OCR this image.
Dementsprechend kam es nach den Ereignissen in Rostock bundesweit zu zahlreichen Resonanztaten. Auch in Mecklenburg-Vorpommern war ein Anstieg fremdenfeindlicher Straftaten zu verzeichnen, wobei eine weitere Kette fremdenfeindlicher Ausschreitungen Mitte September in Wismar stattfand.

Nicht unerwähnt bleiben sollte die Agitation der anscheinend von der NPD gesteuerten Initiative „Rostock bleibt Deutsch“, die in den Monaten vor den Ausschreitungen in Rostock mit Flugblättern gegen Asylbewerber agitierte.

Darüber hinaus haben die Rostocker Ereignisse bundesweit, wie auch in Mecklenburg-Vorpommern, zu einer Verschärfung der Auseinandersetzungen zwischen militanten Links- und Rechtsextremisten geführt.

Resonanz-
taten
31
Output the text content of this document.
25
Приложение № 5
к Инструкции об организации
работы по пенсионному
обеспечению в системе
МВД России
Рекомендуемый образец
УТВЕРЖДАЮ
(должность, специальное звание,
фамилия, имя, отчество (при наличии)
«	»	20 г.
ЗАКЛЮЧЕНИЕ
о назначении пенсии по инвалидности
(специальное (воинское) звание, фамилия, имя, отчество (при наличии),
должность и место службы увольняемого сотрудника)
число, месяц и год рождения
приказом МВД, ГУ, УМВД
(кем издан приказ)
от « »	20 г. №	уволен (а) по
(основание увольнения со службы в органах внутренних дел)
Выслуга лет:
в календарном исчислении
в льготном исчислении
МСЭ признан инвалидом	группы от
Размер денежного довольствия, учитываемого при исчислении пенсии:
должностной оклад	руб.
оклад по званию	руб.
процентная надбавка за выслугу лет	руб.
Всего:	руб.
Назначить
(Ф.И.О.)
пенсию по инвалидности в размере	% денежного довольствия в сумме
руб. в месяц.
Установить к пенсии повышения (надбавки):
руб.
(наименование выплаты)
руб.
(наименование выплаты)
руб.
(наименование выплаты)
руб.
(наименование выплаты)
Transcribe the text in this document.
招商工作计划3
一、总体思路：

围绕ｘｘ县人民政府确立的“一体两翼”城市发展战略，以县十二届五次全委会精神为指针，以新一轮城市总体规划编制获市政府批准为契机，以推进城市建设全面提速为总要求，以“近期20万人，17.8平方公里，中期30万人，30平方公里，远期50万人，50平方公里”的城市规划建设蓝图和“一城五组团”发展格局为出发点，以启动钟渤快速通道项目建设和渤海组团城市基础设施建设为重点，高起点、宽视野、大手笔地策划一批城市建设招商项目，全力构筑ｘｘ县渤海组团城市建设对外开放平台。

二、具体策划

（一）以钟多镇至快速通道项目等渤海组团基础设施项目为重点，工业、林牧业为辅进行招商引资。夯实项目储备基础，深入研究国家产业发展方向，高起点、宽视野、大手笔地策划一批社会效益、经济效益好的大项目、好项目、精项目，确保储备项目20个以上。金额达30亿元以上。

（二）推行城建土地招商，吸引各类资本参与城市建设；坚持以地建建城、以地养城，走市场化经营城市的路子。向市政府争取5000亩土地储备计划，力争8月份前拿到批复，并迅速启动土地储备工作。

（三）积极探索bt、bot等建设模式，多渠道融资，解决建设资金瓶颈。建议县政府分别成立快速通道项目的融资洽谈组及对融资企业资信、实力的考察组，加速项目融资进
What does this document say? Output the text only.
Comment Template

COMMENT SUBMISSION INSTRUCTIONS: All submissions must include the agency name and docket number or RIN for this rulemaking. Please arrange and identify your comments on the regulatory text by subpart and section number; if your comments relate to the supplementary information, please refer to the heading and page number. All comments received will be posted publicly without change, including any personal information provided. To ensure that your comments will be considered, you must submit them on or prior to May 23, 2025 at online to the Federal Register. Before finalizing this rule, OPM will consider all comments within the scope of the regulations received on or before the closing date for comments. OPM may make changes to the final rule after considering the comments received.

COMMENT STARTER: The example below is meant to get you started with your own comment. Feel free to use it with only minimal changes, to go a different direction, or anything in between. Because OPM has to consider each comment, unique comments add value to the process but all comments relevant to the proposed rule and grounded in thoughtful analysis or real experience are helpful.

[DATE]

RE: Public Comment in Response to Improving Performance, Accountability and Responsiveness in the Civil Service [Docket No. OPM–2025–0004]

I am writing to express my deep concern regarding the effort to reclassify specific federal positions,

# # # # # # #

PROBLEM TO SOLVE: Transcribe the full listing above without leaving anything out.

ANSWER TO THIS EXERCISE:
OCR this image.
Dementsprechend kam es nach den Ereignissen in Rostock bundesweit zu zahlreichen Resonanztaten. Auch in Mecklenburg-Vorpommern war ein Anstieg fremdenfeindlicher Straftaten zu verzeichnen, wobei eine weitere Kette fremdenfeindlicher Ausschreitungen Mitte September in Wismar stattfand.

Nicht unerwähnt bleiben sollte die Agitation der anscheinend von der NPD gesteuerten Initiative „Rostock bleibt Deutsch“, die in den Monaten vor den Ausschreitungen in Rostock mit Flugblättern gegen Asylbewerber agitierte.

Darüber hinaus haben die Rostocker Ereignisse bundesweit, wie auch in Mecklenburg-Vorpommern, zu einer Verschärfung der Auseinandersetzungen zwischen militanten Links- und Rechtsextremisten geführt.

Resonanz-
taten
31
Output the text content of this document.
25
Приложение № 5
к Инструкции об организации
работы по пенсионному
обеспечению в системе
МВД России
Рекомендуемый образец
УТВЕРЖДАЮ
(должность, специальное звание,
фамилия, имя, отчество (при наличии)
«	»	20 г.
ЗАКЛЮЧЕНИЕ
о назначении пенсии по инвалидности
(специальное (воинское) звание, фамилия, имя, отчество (при наличии),
должность и место службы увольняемого сотрудника)
число, месяц и год рождения
приказом МВД, ГУ, УМВД
(кем издан приказ)
от « »	20 г. №	уволен (а) по
(основание увольнения со службы в органах внутренних дел)
Выслуга лет:
в календарном исчислении
в льготном исчислении
МСЭ признан инвалидом	группы от
Размер денежного довольствия, учитываемого при исчислении пенсии:
должностной оклад	руб.
оклад по званию	руб.
процентная надбавка за выслугу лет	руб.
Всего:	руб.
Назначить
(Ф.И.О.)
пенсию по инвалидности в размере	% денежного довольствия в сумме
руб. в месяц.
Установить к пенсии повышения (надбавки):
руб.
(наименование выплаты)
руб.
(наименование выплаты)
руб.
(наименование выплаты)
руб.
(наименование выплаты)
Transcribe the text in this document.
招商工作计划3
一、总体思路：

围绕ｘｘ县人民政府确立的“一体两翼”城市发展战略，以县十二届五次全委会精神为指针，以新一轮城市总体规划编制获市政府批准为契机，以推进城市建设全面提速为总要求，以“近期20万人，17.8平方公里，中期30万人，30平方公里，远期50万人，50平方公里”的城市规划建设蓝图和“一城五组团”发展格局为出发点，以启动钟渤快速通道项目建设和渤海组团城市基础设施建设为重点，高起点、宽视野、大手笔地策划一批城市建设招商项目，全力构筑ｘｘ县渤海组团城市建设对外开放平台。

二、具体策划

（一）以钟多镇至快速通道项目等渤海组团基础设施项目为重点，工业、林牧业为辅进行招商引资。夯实项目储备基础，深入研究国家产业发展方向，高起点、宽视野、大手笔地策划一批社会效益、经济效益好的大项目、好项目、精项目，确保储备项目20个以上。金额达30亿元以上。

（二）推行城建土地招商，吸引各类资本参与城市建设；坚持以地建建城、以地养城，走市场化经营城市的路子。向市政府争取5000亩土地储备计划，力争8月份前拿到批复，并迅速启动土地储备工作。

（三）积极探索bt、bot等建设模式，多渠道融资，解决建设资金瓶颈。建议县政府分别成立快速通道项目的融资洽谈组及对融资企业资信、实力的考察组，加速项目融资进
What does this document say? Output the text only.
Comment Template

COMMENT SUBMISSION INSTRUCTIONS: All submissions must include the agency name and docket number or RIN for this rulemaking. Please arrange and identify your comments on the regulatory text by subpart and section number; if your comments relate to the supplementary information, please refer to the heading and page number. All comments received will be posted publicly without change, including any personal information provided. To ensure that your comments will be considered, you must submit them on or prior to May 23, 2025 at online to the Federal Register. Before finalizing this rule, OPM will consider all comments within the scope of the regulations received on or before the closing date for comments. OPM may make changes to the final rule after considering the comments received.

COMMENT STARTER: The example below is meant to get you started with your own comment. Feel free to use it with only minimal changes, to go a different direction, or anything in between. Because OPM has to consider each comment, unique comments add value to the process but all comments relevant to the proposed rule and grounded in thoughtful analysis or real experience are helpful.

[DATE]

RE: Public Comment in Response to Improving Performance, Accountability and Responsiveness in the Civil Service [Docket No. OPM–2025–0004]

I am writing to express my deep concern regarding the effort to reclassify specific federal positions,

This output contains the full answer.